- [GOAL OF THE EXERCISE]
Look through the material below. Copy each line that contains the string "have".

- [INPUT]
• • •
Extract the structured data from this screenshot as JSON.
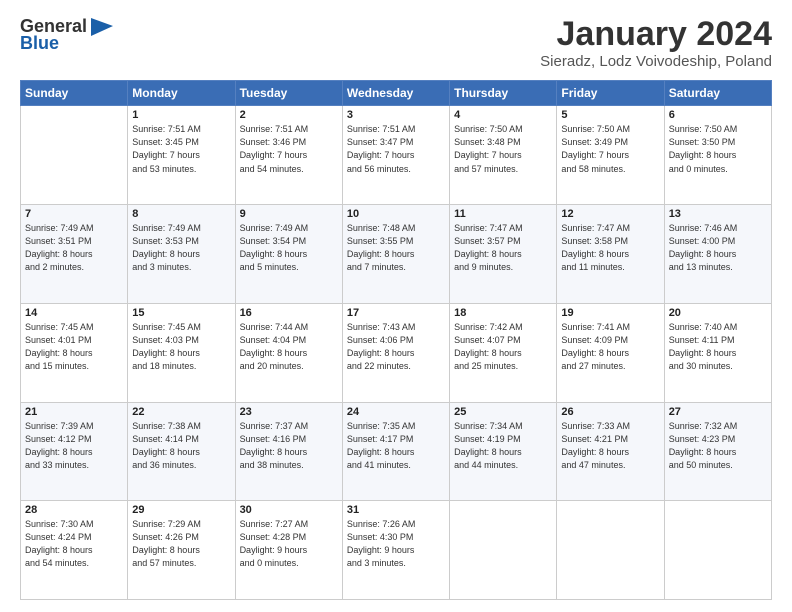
{
  "header": {
    "logo_line1": "General",
    "logo_line2": "Blue",
    "title": "January 2024",
    "subtitle": "Sieradz, Lodz Voivodeship, Poland"
  },
  "days_of_week": [
    "Sunday",
    "Monday",
    "Tuesday",
    "Wednesday",
    "Thursday",
    "Friday",
    "Saturday"
  ],
  "weeks": [
    [
      {
        "day": "",
        "info": ""
      },
      {
        "day": "1",
        "info": "Sunrise: 7:51 AM\nSunset: 3:45 PM\nDaylight: 7 hours\nand 53 minutes."
      },
      {
        "day": "2",
        "info": "Sunrise: 7:51 AM\nSunset: 3:46 PM\nDaylight: 7 hours\nand 54 minutes."
      },
      {
        "day": "3",
        "info": "Sunrise: 7:51 AM\nSunset: 3:47 PM\nDaylight: 7 hours\nand 56 minutes."
      },
      {
        "day": "4",
        "info": "Sunrise: 7:50 AM\nSunset: 3:48 PM\nDaylight: 7 hours\nand 57 minutes."
      },
      {
        "day": "5",
        "info": "Sunrise: 7:50 AM\nSunset: 3:49 PM\nDaylight: 7 hours\nand 58 minutes."
      },
      {
        "day": "6",
        "info": "Sunrise: 7:50 AM\nSunset: 3:50 PM\nDaylight: 8 hours\nand 0 minutes."
      }
    ],
    [
      {
        "day": "7",
        "info": "Sunrise: 7:49 AM\nSunset: 3:51 PM\nDaylight: 8 hours\nand 2 minutes."
      },
      {
        "day": "8",
        "info": "Sunrise: 7:49 AM\nSunset: 3:53 PM\nDaylight: 8 hours\nand 3 minutes."
      },
      {
        "day": "9",
        "info": "Sunrise: 7:49 AM\nSunset: 3:54 PM\nDaylight: 8 hours\nand 5 minutes."
      },
      {
        "day": "10",
        "info": "Sunrise: 7:48 AM\nSunset: 3:55 PM\nDaylight: 8 hours\nand 7 minutes."
      },
      {
        "day": "11",
        "info": "Sunrise: 7:47 AM\nSunset: 3:57 PM\nDaylight: 8 hours\nand 9 minutes."
      },
      {
        "day": "12",
        "info": "Sunrise: 7:47 AM\nSunset: 3:58 PM\nDaylight: 8 hours\nand 11 minutes."
      },
      {
        "day": "13",
        "info": "Sunrise: 7:46 AM\nSunset: 4:00 PM\nDaylight: 8 hours\nand 13 minutes."
      }
    ],
    [
      {
        "day": "14",
        "info": "Sunrise: 7:45 AM\nSunset: 4:01 PM\nDaylight: 8 hours\nand 15 minutes."
      },
      {
        "day": "15",
        "info": "Sunrise: 7:45 AM\nSunset: 4:03 PM\nDaylight: 8 hours\nand 18 minutes."
      },
      {
        "day": "16",
        "info": "Sunrise: 7:44 AM\nSunset: 4:04 PM\nDaylight: 8 hours\nand 20 minutes."
      },
      {
        "day": "17",
        "info": "Sunrise: 7:43 AM\nSunset: 4:06 PM\nDaylight: 8 hours\nand 22 minutes."
      },
      {
        "day": "18",
        "info": "Sunrise: 7:42 AM\nSunset: 4:07 PM\nDaylight: 8 hours\nand 25 minutes."
      },
      {
        "day": "19",
        "info": "Sunrise: 7:41 AM\nSunset: 4:09 PM\nDaylight: 8 hours\nand 27 minutes."
      },
      {
        "day": "20",
        "info": "Sunrise: 7:40 AM\nSunset: 4:11 PM\nDaylight: 8 hours\nand 30 minutes."
      }
    ],
    [
      {
        "day": "21",
        "info": "Sunrise: 7:39 AM\nSunset: 4:12 PM\nDaylight: 8 hours\nand 33 minutes."
      },
      {
        "day": "22",
        "info": "Sunrise: 7:38 AM\nSunset: 4:14 PM\nDaylight: 8 hours\nand 36 minutes."
      },
      {
        "day": "23",
        "info": "Sunrise: 7:37 AM\nSunset: 4:16 PM\nDaylight: 8 hours\nand 38 minutes."
      },
      {
        "day": "24",
        "info": "Sunrise: 7:35 AM\nSunset: 4:17 PM\nDaylight: 8 hours\nand 41 minutes."
      },
      {
        "day": "25",
        "info": "Sunrise: 7:34 AM\nSunset: 4:19 PM\nDaylight: 8 hours\nand 44 minutes."
      },
      {
        "day": "26",
        "info": "Sunrise: 7:33 AM\nSunset: 4:21 PM\nDaylight: 8 hours\nand 47 minutes."
      },
      {
        "day": "27",
        "info": "Sunrise: 7:32 AM\nSunset: 4:23 PM\nDaylight: 8 hours\nand 50 minutes."
      }
    ],
    [
      {
        "day": "28",
        "info": "Sunrise: 7:30 AM\nSunset: 4:24 PM\nDaylight: 8 hours\nand 54 minutes."
      },
      {
        "day": "29",
        "info": "Sunrise: 7:29 AM\nSunset: 4:26 PM\nDaylight: 8 hours\nand 57 minutes."
      },
      {
        "day": "30",
        "info": "Sunrise: 7:27 AM\nSunset: 4:28 PM\nDaylight: 9 hours\nand 0 minutes."
      },
      {
        "day": "31",
        "info": "Sunrise: 7:26 AM\nSunset: 4:30 PM\nDaylight: 9 hours\nand 3 minutes."
      },
      {
        "day": "",
        "info": ""
      },
      {
        "day": "",
        "info": ""
      },
      {
        "day": "",
        "info": ""
      }
    ]
  ]
}
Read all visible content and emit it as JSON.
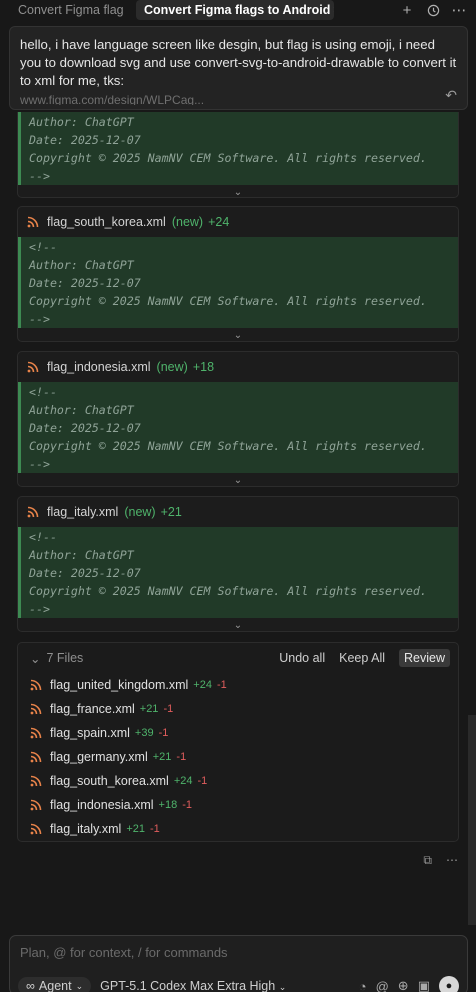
{
  "tabs": [
    {
      "label": "Convert Figma flag",
      "active": false
    },
    {
      "label": "Convert Figma flags to Android",
      "active": true
    }
  ],
  "tab_actions": {
    "new_icon": "plus-icon",
    "history_icon": "clock-icon",
    "more_icon": "ellipsis-icon"
  },
  "prompt": {
    "text": "hello, i have language screen like desgin, but flag is using emoji, i need you to download svg and use convert-svg-to-android-drawable to convert it to xml for me, tks:",
    "link": "www.figma.com/design/WLPCag..."
  },
  "code_comment": {
    "open": "<!--",
    "author": "Author: ChatGPT",
    "date": "Date: 2025-12-07",
    "copyright": "Copyright © 2025 NamNV CEM Software. All rights reserved.",
    "close": "-->"
  },
  "cards": [
    {
      "file": "flag_south_korea.xml",
      "status": "(new)",
      "added": "+24"
    },
    {
      "file": "flag_indonesia.xml",
      "status": "(new)",
      "added": "+18"
    },
    {
      "file": "flag_italy.xml",
      "status": "(new)",
      "added": "+21"
    }
  ],
  "files_panel": {
    "count_label": "7 Files",
    "undo_all": "Undo all",
    "keep_all": "Keep All",
    "review": "Review",
    "files": [
      {
        "name": "flag_united_kingdom.xml",
        "added": "+24",
        "removed": "-1"
      },
      {
        "name": "flag_france.xml",
        "added": "+21",
        "removed": "-1"
      },
      {
        "name": "flag_spain.xml",
        "added": "+39",
        "removed": "-1"
      },
      {
        "name": "flag_germany.xml",
        "added": "+21",
        "removed": "-1"
      },
      {
        "name": "flag_south_korea.xml",
        "added": "+24",
        "removed": "-1"
      },
      {
        "name": "flag_indonesia.xml",
        "added": "+18",
        "removed": "-1"
      },
      {
        "name": "flag_italy.xml",
        "added": "+21",
        "removed": "-1"
      }
    ]
  },
  "composer": {
    "placeholder": "Plan, @ for context, / for commands",
    "mode": "Agent",
    "model": "GPT-5.1 Codex Max Extra High"
  },
  "colors": {
    "accent_green": "#4fb36b",
    "removed_red": "#e05d5d",
    "diff_bg": "#213a28",
    "rss_orange": "#e8834a"
  }
}
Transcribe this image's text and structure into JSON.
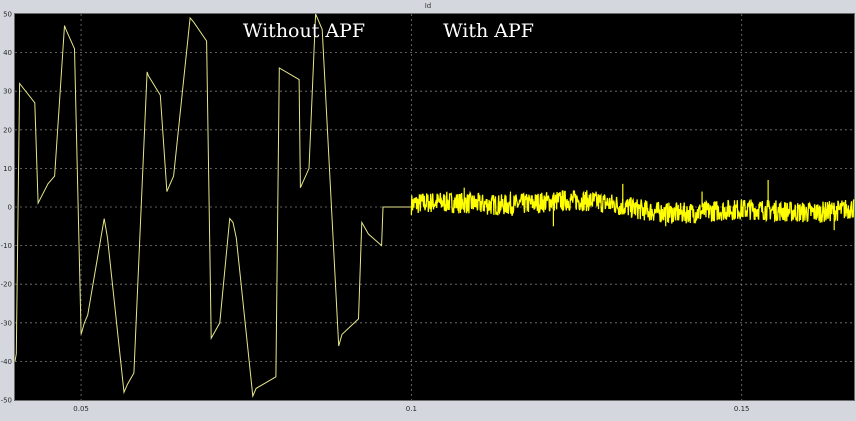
{
  "window": {
    "title": "Id"
  },
  "chart_data": {
    "type": "line",
    "title": "Id",
    "xlabel": "",
    "ylabel": "",
    "xlim": [
      0.04,
      0.167
    ],
    "ylim": [
      -50,
      50
    ],
    "x_ticks": [
      0.05,
      0.1,
      0.15
    ],
    "x_tick_labels": [
      "0.05",
      "0.1",
      "0.15"
    ],
    "y_ticks": [
      50,
      40,
      30,
      20,
      10,
      0,
      -10,
      -20,
      -30,
      -40,
      -50
    ],
    "y_tick_labels": [
      "50",
      "40",
      "30",
      "20",
      "10",
      "0",
      "-10",
      "-20",
      "-30",
      "-40",
      "-50"
    ],
    "grid": true,
    "background": "#000000",
    "line_color": "#ffff00",
    "annotations": [
      {
        "text": "Without APF",
        "x": 0.0745,
        "y": 44
      },
      {
        "text": "With APF",
        "x": 0.1048,
        "y": 44
      }
    ],
    "series": [
      {
        "segment": "without_apf",
        "x": [
          0.04,
          0.0402,
          0.0407,
          0.043,
          0.0435,
          0.045,
          0.046,
          0.0475,
          0.0477,
          0.049,
          0.05,
          0.0505,
          0.051,
          0.0535,
          0.054,
          0.0565,
          0.057,
          0.058,
          0.06,
          0.0602,
          0.062,
          0.063,
          0.0635,
          0.064,
          0.0665,
          0.067,
          0.069,
          0.0697,
          0.071,
          0.0725,
          0.073,
          0.0735,
          0.076,
          0.0765,
          0.0795,
          0.08,
          0.083,
          0.0832,
          0.0845,
          0.0855,
          0.086,
          0.0865,
          0.089,
          0.0895,
          0.092,
          0.0925,
          0.0935,
          0.0955,
          0.0957,
          0.097,
          0.0985,
          0.1
        ],
        "y": [
          -40,
          -38,
          32,
          27,
          1,
          6,
          8,
          47,
          46,
          41,
          -33,
          -30,
          -28,
          -3,
          -8,
          -48,
          -46,
          -43,
          35,
          34,
          29,
          4,
          6,
          8,
          49,
          48,
          43,
          -34,
          -30,
          -3,
          -4,
          -8,
          -49,
          -47,
          -44,
          36,
          33,
          5,
          10,
          50,
          48,
          46,
          -36,
          -33,
          -29,
          -4,
          -7,
          -10,
          0,
          0,
          0,
          0
        ]
      },
      {
        "segment": "with_apf",
        "x_range": [
          0.1,
          0.167
        ],
        "baseline": 0,
        "noise_band": [
          -5,
          5
        ],
        "spikes": [
          {
            "x": 0.108,
            "y": 5
          },
          {
            "x": 0.115,
            "y": 4
          },
          {
            "x": 0.1215,
            "y": -5
          },
          {
            "x": 0.132,
            "y": 6
          },
          {
            "x": 0.1385,
            "y": -5
          },
          {
            "x": 0.144,
            "y": 4
          },
          {
            "x": 0.154,
            "y": 7
          },
          {
            "x": 0.164,
            "y": -6
          }
        ]
      }
    ]
  }
}
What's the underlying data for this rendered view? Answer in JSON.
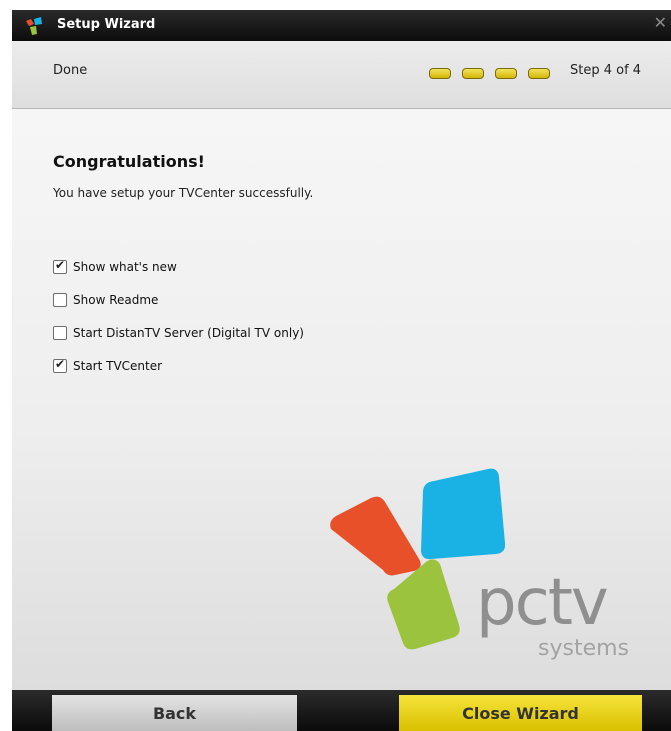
{
  "window": {
    "title": "Setup Wizard",
    "close_glyph": "✕"
  },
  "header": {
    "title": "Done",
    "step_text": "Step 4 of 4",
    "current_step": 4,
    "total_steps": 4,
    "step_color": "#e6cf1e"
  },
  "content": {
    "heading": "Congratulations!",
    "message": "You have setup your TVCenter successfully.",
    "options": [
      {
        "label": "Show what's new",
        "checked": true
      },
      {
        "label": "Show Readme",
        "checked": false
      },
      {
        "label": "Start DistanTV Server (Digital TV only)",
        "checked": false
      },
      {
        "label": "Start TVCenter",
        "checked": true
      }
    ]
  },
  "logo": {
    "word": "pctv",
    "tagline": "systems",
    "colors": {
      "red": "#e8502a",
      "blue": "#1ab2e5",
      "green": "#9bc33d",
      "text": "#8f8f8f"
    }
  },
  "footer": {
    "back_label": "Back",
    "close_label": "Close Wizard"
  }
}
• • •
- [EXPECTED ANSWER]
    "text": "hello, i have language screen like desgin, but flag is using emoji, i need you to download svg and use convert-svg-to-android-drawable to convert it to xml for me, tks:",
    "message": "You have setup your TVCenter successfully.",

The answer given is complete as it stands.